▸ **PROBLEM**
Scan the records and identify every line in which the string "Time" occurs, then return those lines.

(Stored entries)
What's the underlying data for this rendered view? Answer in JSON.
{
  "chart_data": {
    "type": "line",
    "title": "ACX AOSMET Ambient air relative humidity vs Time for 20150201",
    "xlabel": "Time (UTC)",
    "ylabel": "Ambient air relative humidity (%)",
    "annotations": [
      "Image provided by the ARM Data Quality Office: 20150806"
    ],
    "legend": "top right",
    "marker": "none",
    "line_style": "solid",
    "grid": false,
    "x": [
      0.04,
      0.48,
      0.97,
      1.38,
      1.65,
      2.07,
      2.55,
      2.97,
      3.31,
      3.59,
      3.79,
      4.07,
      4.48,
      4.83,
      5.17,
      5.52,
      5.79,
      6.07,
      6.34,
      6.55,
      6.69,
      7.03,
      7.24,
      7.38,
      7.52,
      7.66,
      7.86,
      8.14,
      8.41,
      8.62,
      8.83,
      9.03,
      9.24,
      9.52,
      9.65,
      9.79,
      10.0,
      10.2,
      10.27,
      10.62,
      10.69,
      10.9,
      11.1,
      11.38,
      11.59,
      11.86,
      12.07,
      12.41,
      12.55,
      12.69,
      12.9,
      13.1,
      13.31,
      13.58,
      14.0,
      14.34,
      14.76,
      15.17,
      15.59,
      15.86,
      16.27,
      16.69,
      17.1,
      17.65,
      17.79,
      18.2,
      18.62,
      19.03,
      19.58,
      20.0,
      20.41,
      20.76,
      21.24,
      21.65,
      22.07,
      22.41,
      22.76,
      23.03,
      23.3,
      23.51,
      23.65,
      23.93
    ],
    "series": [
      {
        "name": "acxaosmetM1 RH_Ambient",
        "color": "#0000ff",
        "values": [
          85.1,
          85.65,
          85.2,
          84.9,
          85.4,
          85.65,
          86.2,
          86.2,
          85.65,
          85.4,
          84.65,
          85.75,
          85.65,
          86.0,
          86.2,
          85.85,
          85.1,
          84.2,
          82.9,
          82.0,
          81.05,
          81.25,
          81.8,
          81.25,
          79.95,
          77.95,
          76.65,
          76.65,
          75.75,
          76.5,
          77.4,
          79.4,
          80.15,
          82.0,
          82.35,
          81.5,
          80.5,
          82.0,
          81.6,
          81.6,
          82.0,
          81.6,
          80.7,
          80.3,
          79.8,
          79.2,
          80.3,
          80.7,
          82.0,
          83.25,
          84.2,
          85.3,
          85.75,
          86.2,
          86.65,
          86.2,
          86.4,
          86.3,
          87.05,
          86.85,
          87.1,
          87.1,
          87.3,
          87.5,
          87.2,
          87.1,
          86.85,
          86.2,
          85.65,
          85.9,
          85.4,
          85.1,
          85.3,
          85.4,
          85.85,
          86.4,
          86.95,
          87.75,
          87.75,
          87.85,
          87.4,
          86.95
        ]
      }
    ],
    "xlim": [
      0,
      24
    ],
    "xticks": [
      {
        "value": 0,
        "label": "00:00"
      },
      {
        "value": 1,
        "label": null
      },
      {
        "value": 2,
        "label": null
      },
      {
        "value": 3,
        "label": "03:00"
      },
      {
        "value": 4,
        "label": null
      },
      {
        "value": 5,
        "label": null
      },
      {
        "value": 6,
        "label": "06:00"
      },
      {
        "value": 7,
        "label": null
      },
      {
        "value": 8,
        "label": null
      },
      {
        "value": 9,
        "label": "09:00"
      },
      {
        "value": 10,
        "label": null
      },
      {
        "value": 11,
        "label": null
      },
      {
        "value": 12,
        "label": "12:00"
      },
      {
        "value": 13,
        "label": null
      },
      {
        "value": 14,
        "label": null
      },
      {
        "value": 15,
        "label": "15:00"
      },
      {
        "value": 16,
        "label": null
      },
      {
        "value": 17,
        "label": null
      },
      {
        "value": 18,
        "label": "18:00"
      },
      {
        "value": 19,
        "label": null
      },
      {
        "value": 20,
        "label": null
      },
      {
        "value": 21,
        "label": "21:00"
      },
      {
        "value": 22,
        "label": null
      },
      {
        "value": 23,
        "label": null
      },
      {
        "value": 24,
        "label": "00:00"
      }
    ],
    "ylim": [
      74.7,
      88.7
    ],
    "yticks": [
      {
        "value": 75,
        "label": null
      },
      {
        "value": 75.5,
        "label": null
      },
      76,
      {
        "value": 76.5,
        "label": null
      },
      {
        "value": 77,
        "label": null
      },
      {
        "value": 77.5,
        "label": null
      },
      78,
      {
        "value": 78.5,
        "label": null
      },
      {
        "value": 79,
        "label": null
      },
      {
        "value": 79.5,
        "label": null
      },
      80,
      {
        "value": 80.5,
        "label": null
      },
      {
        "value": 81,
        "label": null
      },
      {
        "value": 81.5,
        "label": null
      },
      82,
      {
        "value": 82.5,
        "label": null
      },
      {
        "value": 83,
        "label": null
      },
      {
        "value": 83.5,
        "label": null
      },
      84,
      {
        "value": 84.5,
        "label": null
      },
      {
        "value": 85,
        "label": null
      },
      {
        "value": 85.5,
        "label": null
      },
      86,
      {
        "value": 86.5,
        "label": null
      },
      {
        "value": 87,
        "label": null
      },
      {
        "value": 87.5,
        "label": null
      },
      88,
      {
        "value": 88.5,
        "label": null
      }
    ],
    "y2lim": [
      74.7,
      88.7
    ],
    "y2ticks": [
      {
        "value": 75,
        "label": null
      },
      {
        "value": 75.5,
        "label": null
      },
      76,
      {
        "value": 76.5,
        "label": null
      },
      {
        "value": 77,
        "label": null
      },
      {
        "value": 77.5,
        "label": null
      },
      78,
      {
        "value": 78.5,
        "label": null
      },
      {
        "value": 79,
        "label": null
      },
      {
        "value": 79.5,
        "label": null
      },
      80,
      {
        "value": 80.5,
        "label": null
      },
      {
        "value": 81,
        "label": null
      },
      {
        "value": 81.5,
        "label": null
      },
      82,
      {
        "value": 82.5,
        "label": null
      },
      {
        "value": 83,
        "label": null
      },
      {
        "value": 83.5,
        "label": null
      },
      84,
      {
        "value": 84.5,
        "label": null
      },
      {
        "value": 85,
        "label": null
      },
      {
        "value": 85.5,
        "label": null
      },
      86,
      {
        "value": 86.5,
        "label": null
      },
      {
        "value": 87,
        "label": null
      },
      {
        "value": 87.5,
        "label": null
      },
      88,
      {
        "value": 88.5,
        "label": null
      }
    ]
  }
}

▸ **EXERCISE SOLUTION**
    "title": "ACX AOSMET Ambient air relative humidity vs Time for 20150201",
    "xlabel": "Time (UTC)",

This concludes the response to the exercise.